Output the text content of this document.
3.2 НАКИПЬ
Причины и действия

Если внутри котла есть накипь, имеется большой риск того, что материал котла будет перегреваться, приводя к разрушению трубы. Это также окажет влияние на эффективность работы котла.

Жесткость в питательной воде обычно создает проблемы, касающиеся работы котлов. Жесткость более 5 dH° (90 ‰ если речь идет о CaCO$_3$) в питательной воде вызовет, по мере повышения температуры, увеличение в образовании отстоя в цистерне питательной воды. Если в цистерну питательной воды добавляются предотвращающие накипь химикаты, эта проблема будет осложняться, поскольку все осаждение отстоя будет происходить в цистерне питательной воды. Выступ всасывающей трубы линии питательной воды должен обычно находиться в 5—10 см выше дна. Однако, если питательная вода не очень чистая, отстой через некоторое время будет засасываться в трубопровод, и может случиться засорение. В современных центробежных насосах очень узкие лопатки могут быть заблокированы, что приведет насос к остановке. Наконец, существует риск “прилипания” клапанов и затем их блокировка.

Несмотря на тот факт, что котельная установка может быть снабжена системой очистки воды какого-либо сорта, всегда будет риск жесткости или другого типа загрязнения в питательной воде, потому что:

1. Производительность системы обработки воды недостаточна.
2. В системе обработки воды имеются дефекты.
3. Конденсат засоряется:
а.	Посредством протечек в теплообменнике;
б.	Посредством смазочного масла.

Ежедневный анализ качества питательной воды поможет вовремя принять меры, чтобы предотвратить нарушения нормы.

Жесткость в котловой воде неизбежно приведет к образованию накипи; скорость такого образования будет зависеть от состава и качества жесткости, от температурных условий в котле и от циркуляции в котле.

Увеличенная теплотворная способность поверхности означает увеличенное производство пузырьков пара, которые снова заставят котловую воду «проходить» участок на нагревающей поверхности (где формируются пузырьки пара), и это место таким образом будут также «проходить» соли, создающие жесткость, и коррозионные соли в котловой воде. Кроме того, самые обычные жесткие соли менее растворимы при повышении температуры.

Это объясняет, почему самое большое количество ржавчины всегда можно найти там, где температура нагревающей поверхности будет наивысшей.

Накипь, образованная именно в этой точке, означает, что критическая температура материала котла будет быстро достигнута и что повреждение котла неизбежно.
——————
**WORK TO BE COMPLETED**
Search the data for "качества". Copy every matching line.

**TASK RESPONSE**
Ежедневный анализ качества питательной воды поможет вовремя принять меры, чтобы предотвратить нарушения нормы.
Жесткость в котловой воде неизбежно приведет к образованию накипи; скорость такого образования будет зависеть от состава и качества жесткости, от температурных условий в котле и от циркуляции в котле.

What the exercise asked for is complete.